* [Problem statement] Give as output the line that contains "Type out the text in this image.", followed by every remaining line of the entries, unchanged and with nothing added.

[Extracted data entries]
_ _ _ _
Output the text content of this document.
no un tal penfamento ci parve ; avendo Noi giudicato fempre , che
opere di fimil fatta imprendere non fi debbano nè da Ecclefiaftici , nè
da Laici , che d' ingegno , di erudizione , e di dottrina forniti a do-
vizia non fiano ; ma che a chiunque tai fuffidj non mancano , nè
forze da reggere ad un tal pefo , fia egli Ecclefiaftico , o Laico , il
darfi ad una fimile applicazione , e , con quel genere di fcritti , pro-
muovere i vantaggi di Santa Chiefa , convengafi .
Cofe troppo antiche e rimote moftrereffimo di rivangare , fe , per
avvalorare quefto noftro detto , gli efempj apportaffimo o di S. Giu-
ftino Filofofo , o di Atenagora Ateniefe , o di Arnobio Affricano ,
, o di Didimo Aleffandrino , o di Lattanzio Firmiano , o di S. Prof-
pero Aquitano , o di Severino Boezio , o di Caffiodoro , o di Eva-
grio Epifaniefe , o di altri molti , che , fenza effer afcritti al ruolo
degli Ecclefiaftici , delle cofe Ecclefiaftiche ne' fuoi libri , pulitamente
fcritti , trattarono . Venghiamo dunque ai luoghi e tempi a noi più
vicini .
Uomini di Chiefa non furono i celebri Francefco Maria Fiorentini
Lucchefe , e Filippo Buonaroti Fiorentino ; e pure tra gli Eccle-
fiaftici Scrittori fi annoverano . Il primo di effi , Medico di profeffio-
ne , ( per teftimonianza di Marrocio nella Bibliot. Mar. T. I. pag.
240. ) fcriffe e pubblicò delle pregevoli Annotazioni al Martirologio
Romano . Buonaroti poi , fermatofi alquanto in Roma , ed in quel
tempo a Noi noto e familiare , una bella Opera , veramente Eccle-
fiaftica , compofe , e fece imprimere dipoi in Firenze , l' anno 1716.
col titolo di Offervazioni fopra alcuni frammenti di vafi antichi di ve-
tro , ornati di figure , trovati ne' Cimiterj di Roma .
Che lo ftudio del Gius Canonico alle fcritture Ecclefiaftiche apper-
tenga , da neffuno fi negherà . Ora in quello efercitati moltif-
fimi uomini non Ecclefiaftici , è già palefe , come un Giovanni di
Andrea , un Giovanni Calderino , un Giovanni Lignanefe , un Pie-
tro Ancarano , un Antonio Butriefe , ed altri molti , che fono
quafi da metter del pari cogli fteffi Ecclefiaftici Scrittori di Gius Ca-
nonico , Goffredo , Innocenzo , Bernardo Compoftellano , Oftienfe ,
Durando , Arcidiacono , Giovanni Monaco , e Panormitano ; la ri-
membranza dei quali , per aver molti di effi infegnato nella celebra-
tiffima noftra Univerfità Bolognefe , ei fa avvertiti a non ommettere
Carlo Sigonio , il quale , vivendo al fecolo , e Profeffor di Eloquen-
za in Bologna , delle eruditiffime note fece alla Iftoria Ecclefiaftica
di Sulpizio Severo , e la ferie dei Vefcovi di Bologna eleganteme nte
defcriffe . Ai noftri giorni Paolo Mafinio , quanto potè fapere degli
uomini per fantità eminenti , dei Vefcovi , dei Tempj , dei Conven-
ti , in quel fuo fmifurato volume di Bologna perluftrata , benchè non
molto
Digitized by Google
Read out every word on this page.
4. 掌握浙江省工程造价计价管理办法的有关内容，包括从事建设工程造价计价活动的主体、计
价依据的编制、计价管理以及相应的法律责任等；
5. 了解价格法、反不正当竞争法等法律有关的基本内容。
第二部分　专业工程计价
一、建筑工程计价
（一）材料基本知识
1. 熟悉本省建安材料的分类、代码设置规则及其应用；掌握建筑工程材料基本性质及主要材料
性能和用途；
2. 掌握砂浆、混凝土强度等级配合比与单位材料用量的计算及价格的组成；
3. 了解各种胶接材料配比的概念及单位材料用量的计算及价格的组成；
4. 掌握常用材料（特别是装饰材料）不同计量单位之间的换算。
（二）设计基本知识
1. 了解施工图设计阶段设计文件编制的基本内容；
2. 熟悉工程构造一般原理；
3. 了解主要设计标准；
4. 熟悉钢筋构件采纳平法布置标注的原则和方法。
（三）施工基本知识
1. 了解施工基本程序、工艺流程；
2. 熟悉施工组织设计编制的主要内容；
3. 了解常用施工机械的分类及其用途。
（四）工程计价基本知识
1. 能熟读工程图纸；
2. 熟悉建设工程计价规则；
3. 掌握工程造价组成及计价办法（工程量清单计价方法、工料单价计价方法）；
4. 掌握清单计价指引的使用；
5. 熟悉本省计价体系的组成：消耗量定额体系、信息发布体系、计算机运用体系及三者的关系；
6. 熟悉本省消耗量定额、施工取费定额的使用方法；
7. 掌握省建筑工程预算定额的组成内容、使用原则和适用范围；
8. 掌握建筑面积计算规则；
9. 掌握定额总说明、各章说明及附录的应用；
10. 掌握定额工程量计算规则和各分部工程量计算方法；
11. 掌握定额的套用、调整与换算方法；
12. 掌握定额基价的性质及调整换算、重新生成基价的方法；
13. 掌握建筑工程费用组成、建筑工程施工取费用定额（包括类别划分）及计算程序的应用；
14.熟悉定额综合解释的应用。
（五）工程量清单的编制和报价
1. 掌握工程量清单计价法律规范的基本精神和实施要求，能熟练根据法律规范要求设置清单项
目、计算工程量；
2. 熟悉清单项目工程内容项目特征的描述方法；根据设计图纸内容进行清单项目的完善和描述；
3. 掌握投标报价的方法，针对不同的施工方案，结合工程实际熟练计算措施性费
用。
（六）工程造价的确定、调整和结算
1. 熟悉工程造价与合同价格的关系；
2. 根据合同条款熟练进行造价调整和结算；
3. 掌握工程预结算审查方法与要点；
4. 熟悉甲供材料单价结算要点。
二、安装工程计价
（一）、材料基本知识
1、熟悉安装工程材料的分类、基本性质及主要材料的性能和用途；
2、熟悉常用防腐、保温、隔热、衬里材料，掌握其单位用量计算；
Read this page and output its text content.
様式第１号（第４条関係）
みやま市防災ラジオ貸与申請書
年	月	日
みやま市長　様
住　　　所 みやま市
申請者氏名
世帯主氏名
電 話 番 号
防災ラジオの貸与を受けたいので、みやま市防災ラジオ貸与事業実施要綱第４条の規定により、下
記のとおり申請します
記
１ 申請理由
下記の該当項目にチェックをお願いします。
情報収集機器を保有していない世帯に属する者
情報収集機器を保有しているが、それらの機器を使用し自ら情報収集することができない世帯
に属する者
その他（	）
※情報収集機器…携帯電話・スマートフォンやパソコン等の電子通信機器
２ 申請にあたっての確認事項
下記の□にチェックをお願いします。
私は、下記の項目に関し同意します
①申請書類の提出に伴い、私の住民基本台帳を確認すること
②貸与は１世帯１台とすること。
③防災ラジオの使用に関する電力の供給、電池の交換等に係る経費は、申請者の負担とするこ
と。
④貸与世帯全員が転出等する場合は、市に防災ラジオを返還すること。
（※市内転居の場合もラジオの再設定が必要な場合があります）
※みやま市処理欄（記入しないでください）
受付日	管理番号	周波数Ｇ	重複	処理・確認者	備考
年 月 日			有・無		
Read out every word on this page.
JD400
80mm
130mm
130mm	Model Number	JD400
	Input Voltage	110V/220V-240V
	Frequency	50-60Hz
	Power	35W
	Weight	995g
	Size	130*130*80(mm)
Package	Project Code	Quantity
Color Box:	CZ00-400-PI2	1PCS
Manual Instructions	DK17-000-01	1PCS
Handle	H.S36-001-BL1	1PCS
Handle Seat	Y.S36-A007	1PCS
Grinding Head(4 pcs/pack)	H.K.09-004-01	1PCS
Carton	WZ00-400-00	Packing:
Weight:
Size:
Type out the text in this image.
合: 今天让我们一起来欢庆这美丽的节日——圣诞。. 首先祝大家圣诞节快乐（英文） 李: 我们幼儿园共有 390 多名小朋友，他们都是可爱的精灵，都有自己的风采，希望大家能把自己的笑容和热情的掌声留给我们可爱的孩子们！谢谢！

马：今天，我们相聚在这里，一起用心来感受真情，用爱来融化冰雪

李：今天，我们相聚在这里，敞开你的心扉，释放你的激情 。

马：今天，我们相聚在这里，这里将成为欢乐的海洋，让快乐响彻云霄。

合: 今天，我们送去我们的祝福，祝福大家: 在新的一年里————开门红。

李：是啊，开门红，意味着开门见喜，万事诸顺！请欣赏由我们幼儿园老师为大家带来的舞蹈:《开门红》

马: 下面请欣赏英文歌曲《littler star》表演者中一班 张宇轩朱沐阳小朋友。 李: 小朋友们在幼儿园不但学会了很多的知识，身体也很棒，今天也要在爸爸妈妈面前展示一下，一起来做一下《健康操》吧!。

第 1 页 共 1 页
_ _ _ _
* [Output for this task]
Type out the text in this image.
合: 今天让我们一起来欢庆这美丽的节日——圣诞。. 首先祝大家圣诞节快乐（英文） 李: 我们幼儿园共有 390 多名小朋友，他们都是可爱的精灵，都有自己的风采，希望大家能把自己的笑容和热情的掌声留给我们可爱的孩子们！谢谢！

马：今天，我们相聚在这里，一起用心来感受真情，用爱来融化冰雪

李：今天，我们相聚在这里，敞开你的心扉，释放你的激情 。

马：今天，我们相聚在这里，这里将成为欢乐的海洋，让快乐响彻云霄。

合: 今天，我们送去我们的祝福，祝福大家: 在新的一年里————开门红。

李：是啊，开门红，意味着开门见喜，万事诸顺！请欣赏由我们幼儿园老师为大家带来的舞蹈:《开门红》

马: 下面请欣赏英文歌曲《littler star》表演者中一班 张宇轩朱沐阳小朋友。 李: 小朋友们在幼儿园不但学会了很多的知识，身体也很棒，今天也要在爸爸妈妈面前展示一下，一起来做一下《健康操》吧!。

第 1 页 共 1 页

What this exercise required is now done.